**Written exercise:** Report all lines from the entries below in which "title" appears.

___ Provided data ___

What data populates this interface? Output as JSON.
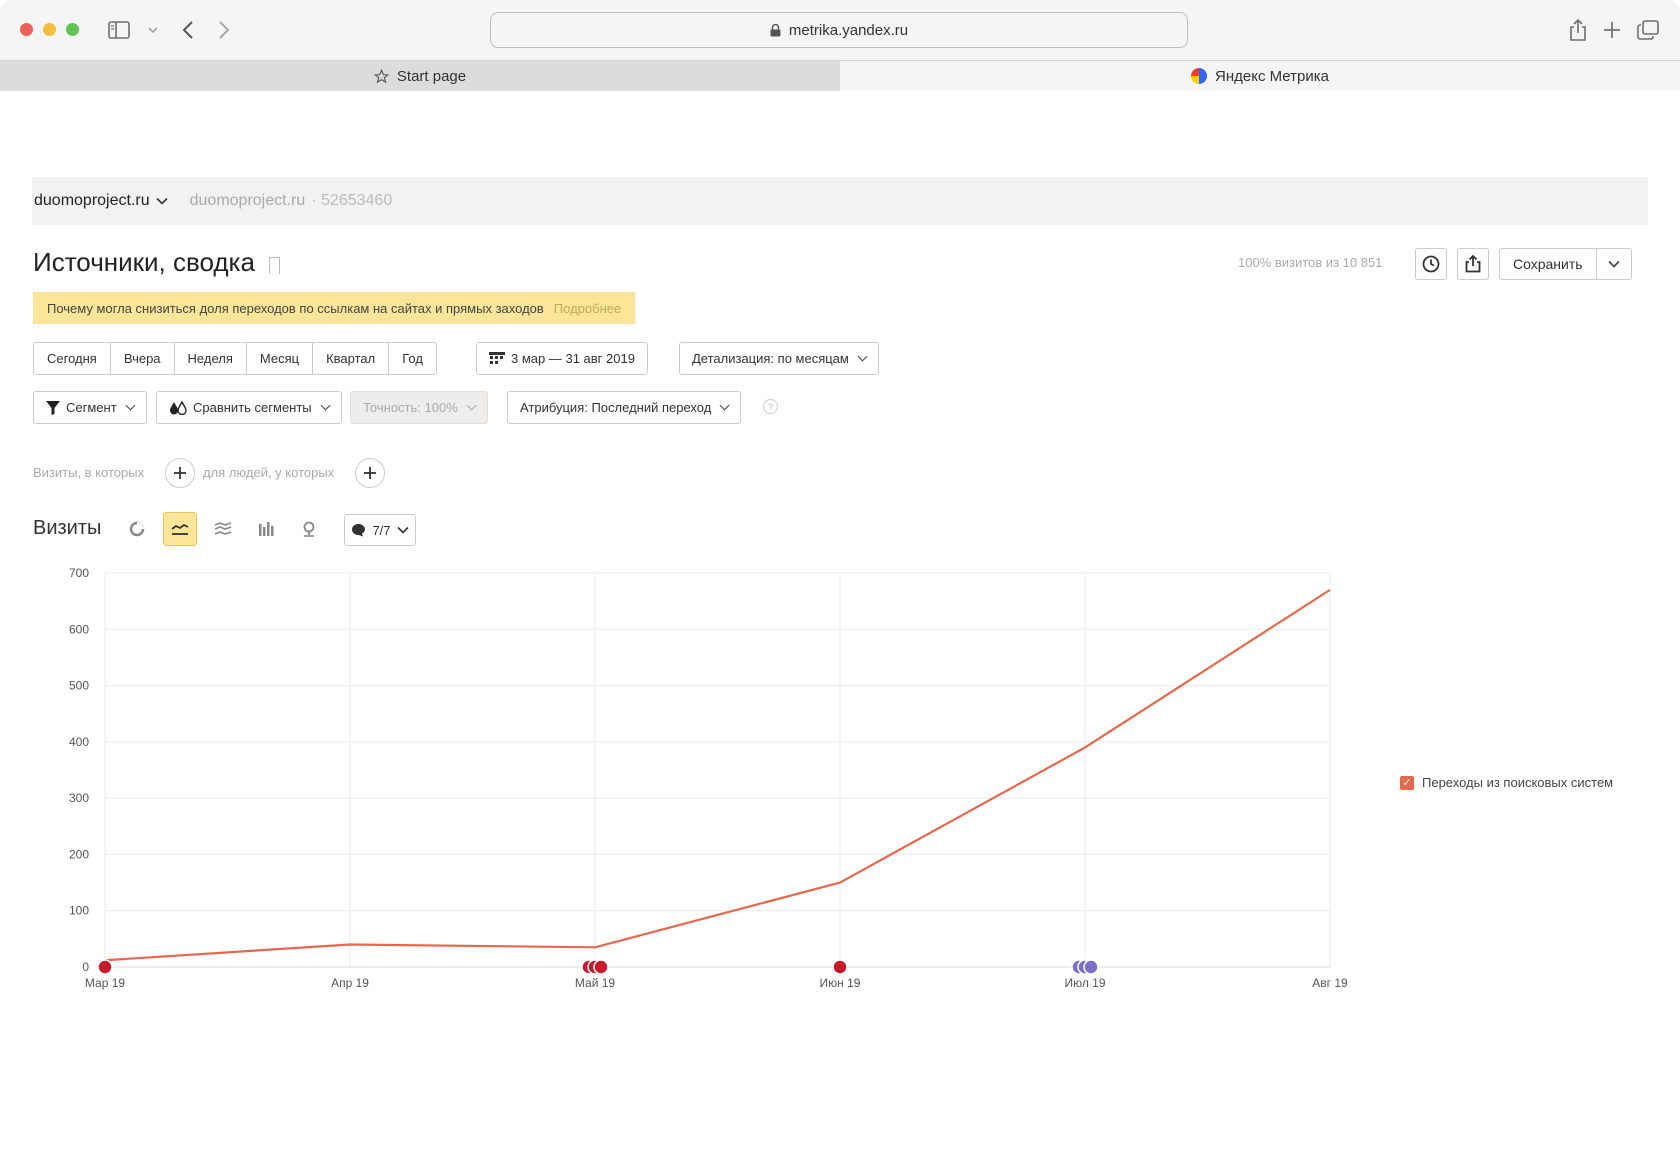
{
  "browser": {
    "url": "metrika.yandex.ru",
    "tabs": [
      {
        "label": "Start page"
      },
      {
        "label": "Яндекс Метрика"
      }
    ]
  },
  "breadcrumb": {
    "counter": "duomoproject.ru",
    "site": "duomoproject.ru",
    "counter_id": "· 52653460"
  },
  "page": {
    "title": "Источники, сводка",
    "visits_share": "100% визитов из 10 851",
    "save_label": "Сохранить"
  },
  "notice": {
    "text": "Почему могла снизиться доля переходов по ссылкам на сайтах и прямых заходов",
    "link": "Подробнее"
  },
  "period": {
    "buttons": [
      "Сегодня",
      "Вчера",
      "Неделя",
      "Месяц",
      "Квартал",
      "Год"
    ],
    "range": "3 мар — 31 авг 2019",
    "detail": "Детализация: по месяцам"
  },
  "filters": {
    "segment": "Сегмент",
    "compare": "Сравнить сегменты",
    "accuracy": "Точность: 100%",
    "attribution": "Атрибуция: Последний переход",
    "visits_where": "Визиты, в которых",
    "people_where": "для людей, у которых"
  },
  "chart_section": {
    "title": "Визиты",
    "series_count": "7/7"
  },
  "colors": {
    "series": "#e4684c",
    "accent": "#fbe598",
    "annotation_red": "#c8192e",
    "annotation_purple": "#7b6fc9"
  },
  "chart_data": {
    "type": "line",
    "categories": [
      "Мар 19",
      "Апр 19",
      "Май 19",
      "Июн 19",
      "Июл 19",
      "Авг 19"
    ],
    "series": [
      {
        "name": "Переходы из поисковых систем",
        "values": [
          12,
          40,
          35,
          150,
          390,
          670
        ]
      }
    ],
    "ylim": [
      0,
      700
    ],
    "yticks": [
      0,
      100,
      200,
      300,
      400,
      500,
      600,
      700
    ],
    "grid": true,
    "legend": "right"
  }
}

___

**Full solution:**
    "title": "Источники, сводка",
    "title": "Визиты",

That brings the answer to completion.